▶ Prompt:
Which lines in the records below contain the word "this"? Copy each one out.

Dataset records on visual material
##########

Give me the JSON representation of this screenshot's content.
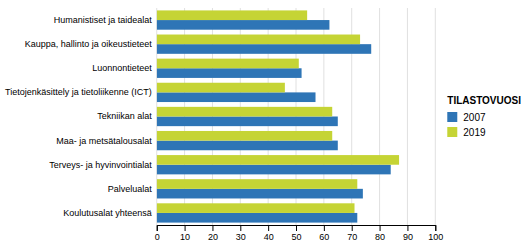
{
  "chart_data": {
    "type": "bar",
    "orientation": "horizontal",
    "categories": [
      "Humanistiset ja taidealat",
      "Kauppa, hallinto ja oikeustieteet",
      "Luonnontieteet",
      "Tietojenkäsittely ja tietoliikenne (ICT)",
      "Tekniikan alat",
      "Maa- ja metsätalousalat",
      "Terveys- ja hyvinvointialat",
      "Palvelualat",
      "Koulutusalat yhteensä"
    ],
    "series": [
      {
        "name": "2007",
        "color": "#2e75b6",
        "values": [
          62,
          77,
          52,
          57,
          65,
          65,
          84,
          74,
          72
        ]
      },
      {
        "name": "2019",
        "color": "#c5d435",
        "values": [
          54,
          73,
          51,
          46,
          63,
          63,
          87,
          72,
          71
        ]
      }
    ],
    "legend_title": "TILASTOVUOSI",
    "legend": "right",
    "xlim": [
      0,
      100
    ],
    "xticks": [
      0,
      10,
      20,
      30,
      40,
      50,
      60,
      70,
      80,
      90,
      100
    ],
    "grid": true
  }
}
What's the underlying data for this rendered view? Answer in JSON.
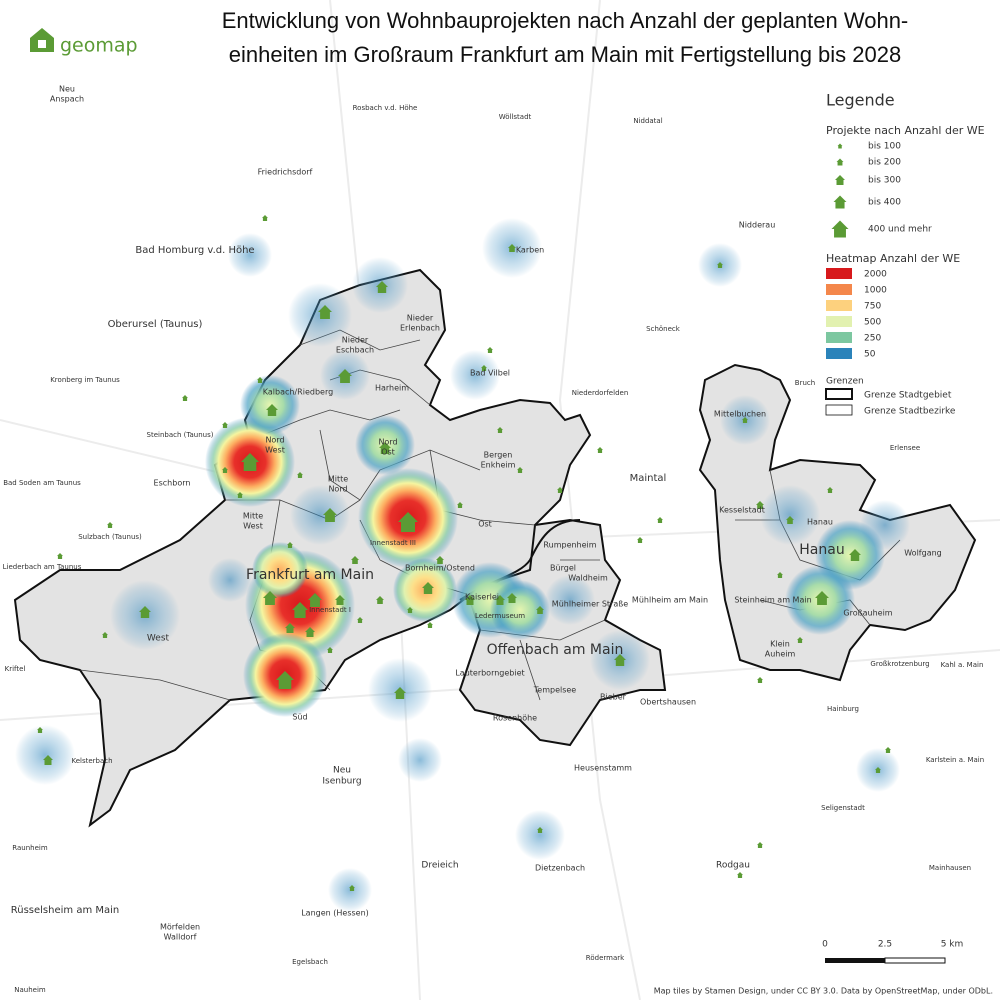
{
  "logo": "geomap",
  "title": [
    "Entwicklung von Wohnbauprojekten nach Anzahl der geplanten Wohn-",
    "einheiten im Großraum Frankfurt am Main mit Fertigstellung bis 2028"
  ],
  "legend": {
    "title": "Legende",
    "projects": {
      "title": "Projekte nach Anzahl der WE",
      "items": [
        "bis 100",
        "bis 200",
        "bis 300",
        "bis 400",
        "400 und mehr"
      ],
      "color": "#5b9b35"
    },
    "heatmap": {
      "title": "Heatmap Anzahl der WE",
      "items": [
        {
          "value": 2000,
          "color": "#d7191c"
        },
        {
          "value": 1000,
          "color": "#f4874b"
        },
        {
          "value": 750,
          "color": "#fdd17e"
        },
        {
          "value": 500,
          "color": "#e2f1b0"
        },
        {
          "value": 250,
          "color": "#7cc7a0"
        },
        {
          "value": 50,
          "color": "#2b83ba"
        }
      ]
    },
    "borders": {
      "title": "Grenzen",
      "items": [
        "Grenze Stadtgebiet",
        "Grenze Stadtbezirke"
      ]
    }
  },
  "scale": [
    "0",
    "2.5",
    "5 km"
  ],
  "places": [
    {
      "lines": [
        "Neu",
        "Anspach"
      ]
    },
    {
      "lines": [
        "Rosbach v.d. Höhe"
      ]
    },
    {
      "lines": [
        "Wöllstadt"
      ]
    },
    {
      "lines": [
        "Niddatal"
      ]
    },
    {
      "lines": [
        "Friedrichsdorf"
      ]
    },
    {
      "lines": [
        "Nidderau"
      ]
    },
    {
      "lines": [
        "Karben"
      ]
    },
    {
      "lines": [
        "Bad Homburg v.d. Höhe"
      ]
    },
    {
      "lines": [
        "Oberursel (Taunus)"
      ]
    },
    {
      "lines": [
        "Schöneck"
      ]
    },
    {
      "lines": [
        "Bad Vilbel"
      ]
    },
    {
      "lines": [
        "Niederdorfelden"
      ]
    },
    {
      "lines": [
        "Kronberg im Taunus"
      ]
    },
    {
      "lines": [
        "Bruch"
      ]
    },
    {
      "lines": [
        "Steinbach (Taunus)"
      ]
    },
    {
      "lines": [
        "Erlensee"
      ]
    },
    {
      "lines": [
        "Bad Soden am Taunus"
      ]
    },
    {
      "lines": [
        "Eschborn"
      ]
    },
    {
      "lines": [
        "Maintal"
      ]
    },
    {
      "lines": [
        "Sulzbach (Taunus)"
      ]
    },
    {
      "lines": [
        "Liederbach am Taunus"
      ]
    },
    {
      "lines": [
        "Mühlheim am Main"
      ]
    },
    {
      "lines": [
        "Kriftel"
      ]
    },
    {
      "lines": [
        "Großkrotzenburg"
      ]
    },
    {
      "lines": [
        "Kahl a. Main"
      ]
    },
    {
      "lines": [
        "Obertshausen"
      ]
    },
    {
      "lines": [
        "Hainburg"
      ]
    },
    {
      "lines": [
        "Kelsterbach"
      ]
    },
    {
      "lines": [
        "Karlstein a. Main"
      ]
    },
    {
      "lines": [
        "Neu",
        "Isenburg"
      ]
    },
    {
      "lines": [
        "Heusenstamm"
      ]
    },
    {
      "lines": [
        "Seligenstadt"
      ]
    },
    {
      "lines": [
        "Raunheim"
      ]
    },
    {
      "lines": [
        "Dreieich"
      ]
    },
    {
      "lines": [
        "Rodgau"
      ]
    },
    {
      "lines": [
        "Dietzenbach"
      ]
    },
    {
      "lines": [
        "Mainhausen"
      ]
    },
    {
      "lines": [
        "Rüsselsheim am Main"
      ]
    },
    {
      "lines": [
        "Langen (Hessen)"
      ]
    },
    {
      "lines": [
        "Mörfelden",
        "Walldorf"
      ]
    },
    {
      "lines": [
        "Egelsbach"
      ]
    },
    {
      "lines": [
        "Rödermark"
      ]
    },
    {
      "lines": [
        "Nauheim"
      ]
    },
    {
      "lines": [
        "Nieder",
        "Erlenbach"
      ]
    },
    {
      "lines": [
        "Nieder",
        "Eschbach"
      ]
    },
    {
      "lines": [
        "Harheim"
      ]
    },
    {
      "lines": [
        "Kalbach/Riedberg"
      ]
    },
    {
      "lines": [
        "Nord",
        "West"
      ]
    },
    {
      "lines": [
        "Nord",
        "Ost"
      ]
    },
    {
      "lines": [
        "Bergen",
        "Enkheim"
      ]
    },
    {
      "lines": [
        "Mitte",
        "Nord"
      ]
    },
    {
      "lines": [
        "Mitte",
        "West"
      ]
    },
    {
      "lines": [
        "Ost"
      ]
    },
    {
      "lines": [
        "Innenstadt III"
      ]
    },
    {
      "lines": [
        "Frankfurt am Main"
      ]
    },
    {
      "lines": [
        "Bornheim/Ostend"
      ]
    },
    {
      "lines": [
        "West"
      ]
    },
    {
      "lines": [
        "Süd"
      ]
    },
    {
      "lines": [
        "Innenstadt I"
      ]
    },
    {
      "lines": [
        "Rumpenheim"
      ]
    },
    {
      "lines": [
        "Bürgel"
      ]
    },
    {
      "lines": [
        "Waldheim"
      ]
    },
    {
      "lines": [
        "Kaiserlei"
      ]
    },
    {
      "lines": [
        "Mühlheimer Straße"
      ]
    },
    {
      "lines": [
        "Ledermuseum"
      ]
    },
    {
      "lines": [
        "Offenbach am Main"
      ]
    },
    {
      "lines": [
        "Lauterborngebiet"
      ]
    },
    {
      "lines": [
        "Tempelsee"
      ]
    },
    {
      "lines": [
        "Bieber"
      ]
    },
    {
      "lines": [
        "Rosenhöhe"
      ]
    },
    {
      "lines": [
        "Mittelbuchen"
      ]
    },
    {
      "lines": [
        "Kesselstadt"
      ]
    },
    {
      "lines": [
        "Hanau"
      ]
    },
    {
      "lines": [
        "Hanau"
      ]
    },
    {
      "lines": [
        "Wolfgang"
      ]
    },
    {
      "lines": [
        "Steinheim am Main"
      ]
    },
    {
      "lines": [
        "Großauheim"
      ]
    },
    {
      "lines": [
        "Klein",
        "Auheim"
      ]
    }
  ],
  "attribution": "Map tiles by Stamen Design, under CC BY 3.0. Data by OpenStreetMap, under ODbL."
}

##########

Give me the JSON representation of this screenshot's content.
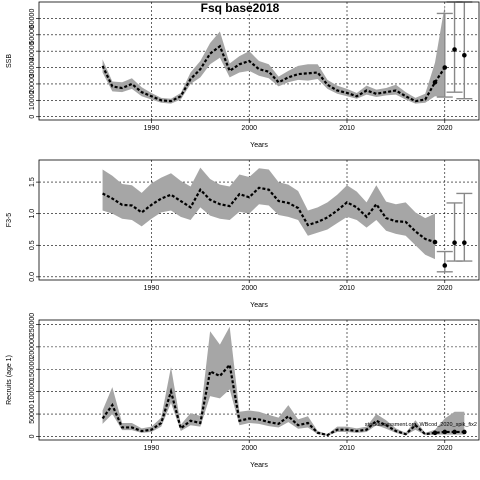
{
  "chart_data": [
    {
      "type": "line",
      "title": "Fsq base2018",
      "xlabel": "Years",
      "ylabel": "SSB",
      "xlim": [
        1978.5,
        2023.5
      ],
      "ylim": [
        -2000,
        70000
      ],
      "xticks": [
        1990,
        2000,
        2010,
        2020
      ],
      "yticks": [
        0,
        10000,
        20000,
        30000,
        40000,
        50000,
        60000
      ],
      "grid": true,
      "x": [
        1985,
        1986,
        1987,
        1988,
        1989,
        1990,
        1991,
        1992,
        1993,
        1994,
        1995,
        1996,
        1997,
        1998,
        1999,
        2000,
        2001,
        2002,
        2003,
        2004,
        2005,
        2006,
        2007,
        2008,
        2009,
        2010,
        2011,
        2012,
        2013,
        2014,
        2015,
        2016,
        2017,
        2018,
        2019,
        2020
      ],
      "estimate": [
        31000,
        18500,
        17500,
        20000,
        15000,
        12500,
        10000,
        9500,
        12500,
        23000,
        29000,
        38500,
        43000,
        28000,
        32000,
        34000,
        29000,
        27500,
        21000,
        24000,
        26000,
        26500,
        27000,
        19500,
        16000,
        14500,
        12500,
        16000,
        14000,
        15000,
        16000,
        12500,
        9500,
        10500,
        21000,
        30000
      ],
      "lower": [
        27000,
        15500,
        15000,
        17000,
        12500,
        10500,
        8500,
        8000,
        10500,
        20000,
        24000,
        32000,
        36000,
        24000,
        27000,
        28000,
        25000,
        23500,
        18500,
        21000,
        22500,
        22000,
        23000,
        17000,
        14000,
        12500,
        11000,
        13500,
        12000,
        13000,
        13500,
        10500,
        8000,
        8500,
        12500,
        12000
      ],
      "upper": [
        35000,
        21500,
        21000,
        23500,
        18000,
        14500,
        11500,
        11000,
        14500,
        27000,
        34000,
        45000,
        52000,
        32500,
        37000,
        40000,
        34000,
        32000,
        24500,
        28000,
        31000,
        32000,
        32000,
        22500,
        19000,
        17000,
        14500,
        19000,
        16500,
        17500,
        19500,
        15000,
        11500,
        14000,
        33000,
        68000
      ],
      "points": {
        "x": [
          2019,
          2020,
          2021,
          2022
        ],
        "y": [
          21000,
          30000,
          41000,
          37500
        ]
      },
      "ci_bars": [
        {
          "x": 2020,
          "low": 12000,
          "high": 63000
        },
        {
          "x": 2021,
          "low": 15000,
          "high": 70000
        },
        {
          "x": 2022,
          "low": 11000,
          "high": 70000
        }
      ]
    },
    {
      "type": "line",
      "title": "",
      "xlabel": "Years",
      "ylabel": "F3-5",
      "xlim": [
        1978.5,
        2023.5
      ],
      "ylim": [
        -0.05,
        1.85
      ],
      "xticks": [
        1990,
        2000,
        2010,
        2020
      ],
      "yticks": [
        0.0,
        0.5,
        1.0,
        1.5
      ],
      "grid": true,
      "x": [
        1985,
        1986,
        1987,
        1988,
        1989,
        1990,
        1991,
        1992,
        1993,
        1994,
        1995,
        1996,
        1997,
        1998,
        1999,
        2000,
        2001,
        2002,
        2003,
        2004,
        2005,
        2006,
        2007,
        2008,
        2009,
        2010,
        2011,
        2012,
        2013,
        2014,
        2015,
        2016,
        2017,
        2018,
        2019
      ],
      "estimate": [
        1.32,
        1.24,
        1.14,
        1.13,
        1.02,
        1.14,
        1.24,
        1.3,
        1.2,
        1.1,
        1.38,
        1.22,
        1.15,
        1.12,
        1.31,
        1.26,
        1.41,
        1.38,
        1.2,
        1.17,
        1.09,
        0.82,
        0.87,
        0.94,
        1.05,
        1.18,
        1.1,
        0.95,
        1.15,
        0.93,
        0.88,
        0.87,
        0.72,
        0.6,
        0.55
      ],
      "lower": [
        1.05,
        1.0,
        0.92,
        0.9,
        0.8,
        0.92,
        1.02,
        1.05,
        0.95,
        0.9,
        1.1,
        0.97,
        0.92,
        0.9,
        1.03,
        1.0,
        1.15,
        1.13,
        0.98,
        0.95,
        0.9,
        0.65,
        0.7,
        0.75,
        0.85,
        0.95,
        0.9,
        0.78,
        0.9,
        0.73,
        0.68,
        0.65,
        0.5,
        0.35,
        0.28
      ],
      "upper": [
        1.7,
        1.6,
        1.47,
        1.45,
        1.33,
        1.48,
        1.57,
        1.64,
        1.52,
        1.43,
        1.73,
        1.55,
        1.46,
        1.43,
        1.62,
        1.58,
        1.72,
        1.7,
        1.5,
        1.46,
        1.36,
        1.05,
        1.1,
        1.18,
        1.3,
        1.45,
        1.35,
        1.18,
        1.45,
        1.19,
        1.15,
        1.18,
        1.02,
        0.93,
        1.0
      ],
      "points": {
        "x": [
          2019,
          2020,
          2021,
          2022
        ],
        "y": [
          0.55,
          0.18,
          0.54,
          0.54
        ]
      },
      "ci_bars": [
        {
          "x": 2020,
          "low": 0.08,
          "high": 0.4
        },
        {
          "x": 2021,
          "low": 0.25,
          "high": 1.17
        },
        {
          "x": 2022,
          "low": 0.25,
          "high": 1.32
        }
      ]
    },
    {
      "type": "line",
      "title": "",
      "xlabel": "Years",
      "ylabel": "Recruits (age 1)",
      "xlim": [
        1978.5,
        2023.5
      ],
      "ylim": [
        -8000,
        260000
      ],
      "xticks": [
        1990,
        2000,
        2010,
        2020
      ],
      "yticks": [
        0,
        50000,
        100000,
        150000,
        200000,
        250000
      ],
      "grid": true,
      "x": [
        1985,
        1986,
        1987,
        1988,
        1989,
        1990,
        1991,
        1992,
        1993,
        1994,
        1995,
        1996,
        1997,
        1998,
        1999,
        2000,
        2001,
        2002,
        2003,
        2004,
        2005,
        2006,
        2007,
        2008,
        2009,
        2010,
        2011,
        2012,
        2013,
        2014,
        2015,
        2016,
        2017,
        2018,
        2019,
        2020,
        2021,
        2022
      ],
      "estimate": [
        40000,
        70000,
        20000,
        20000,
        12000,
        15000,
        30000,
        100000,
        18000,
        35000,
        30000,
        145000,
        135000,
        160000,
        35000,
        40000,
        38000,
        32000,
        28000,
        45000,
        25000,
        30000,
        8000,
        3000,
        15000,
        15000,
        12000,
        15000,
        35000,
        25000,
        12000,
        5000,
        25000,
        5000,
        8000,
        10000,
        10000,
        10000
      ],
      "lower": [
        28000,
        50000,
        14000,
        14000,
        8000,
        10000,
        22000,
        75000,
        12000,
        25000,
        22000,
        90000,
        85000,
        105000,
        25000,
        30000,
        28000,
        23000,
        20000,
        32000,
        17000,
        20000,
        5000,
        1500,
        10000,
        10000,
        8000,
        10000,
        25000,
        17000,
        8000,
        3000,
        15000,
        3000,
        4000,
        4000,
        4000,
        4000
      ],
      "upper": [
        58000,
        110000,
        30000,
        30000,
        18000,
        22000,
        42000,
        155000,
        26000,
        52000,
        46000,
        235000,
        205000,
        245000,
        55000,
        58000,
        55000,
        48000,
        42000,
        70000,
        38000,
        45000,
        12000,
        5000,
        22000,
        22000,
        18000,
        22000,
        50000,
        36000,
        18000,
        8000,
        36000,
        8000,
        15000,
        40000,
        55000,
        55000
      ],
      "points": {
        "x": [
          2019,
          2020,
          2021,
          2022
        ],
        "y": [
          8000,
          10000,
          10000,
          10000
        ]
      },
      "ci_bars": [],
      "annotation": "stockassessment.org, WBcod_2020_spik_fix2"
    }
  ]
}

##########

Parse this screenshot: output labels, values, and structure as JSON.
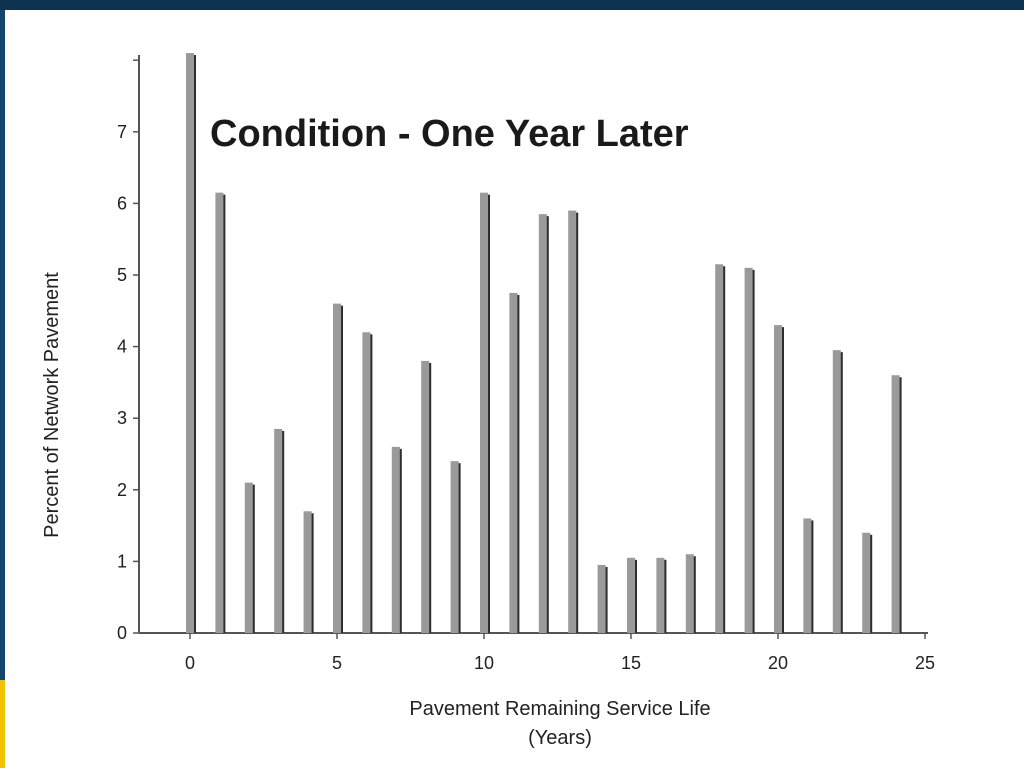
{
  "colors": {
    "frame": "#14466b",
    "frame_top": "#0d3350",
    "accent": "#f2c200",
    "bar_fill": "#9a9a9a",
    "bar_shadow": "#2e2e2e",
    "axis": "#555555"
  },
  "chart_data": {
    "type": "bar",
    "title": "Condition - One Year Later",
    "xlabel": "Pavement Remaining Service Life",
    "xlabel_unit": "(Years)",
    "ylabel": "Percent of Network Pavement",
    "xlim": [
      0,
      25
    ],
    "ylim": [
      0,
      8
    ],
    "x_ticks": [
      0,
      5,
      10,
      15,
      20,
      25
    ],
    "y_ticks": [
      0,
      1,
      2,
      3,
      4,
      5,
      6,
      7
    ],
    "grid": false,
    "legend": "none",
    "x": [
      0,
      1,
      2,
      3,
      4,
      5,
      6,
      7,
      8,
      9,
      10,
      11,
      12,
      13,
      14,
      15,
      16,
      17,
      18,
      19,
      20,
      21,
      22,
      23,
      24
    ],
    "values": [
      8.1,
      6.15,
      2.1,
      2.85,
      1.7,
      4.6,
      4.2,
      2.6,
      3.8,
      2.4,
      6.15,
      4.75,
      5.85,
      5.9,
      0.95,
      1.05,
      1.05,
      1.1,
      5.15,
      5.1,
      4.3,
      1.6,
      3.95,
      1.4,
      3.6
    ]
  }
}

##########

▶ Exercise answer:
Give me the JSON representation of this screenshot's content.
What's the underlying data for this rendered view? Answer in JSON.
Give me the JSON representation of this screenshot's content.
Parse this screenshot: output labels, values, and structure as JSON.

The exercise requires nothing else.